> Data provided:

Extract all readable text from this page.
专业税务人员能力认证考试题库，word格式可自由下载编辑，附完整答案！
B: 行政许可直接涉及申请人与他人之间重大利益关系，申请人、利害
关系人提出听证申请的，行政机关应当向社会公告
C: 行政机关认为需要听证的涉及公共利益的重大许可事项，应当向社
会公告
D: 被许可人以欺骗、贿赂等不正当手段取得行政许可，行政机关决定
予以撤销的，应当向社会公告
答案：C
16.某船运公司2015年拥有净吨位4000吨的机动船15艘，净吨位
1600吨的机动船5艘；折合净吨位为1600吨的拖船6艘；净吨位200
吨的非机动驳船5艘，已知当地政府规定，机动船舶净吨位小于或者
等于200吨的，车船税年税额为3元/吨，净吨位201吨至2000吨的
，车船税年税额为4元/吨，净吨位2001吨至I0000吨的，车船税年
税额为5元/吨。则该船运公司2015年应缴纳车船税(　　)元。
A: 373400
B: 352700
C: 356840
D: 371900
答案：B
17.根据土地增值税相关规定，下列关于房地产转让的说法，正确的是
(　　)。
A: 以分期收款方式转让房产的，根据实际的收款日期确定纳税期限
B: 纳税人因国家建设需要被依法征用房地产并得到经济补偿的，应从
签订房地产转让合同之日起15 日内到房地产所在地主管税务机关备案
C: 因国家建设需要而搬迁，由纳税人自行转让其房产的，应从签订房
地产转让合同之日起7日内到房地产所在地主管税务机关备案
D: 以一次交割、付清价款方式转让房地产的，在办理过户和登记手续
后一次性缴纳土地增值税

> Task objective: Word for word, extract all the records.

> Response below:
Extract all readable text from this page.
专业税务人员能力认证考试题库，word格式可自由下载编辑，附完整答案！
B: 行政许可直接涉及申请人与他人之间重大利益关系，申请人、利害
关系人提出听证申请的，行政机关应当向社会公告
C: 行政机关认为需要听证的涉及公共利益的重大许可事项，应当向社
会公告
D: 被许可人以欺骗、贿赂等不正当手段取得行政许可，行政机关决定
予以撤销的，应当向社会公告
答案：C
16.某船运公司2015年拥有净吨位4000吨的机动船15艘，净吨位
1600吨的机动船5艘；折合净吨位为1600吨的拖船6艘；净吨位200
吨的非机动驳船5艘，已知当地政府规定，机动船舶净吨位小于或者
等于200吨的，车船税年税额为3元/吨，净吨位201吨至2000吨的
，车船税年税额为4元/吨，净吨位2001吨至I0000吨的，车船税年
税额为5元/吨。则该船运公司2015年应缴纳车船税(　　)元。
A: 373400
B: 352700
C: 356840
D: 371900
答案：B
17.根据土地增值税相关规定，下列关于房地产转让的说法，正确的是
(　　)。
A: 以分期收款方式转让房产的，根据实际的收款日期确定纳税期限
B: 纳税人因国家建设需要被依法征用房地产并得到经济补偿的，应从
签订房地产转让合同之日起15 日内到房地产所在地主管税务机关备案
C: 因国家建设需要而搬迁，由纳税人自行转让其房产的，应从签订房
地产转让合同之日起7日内到房地产所在地主管税务机关备案
D: 以一次交割、付清价款方式转让房地产的，在办理过户和登记手续
后一次性缴纳土地增值税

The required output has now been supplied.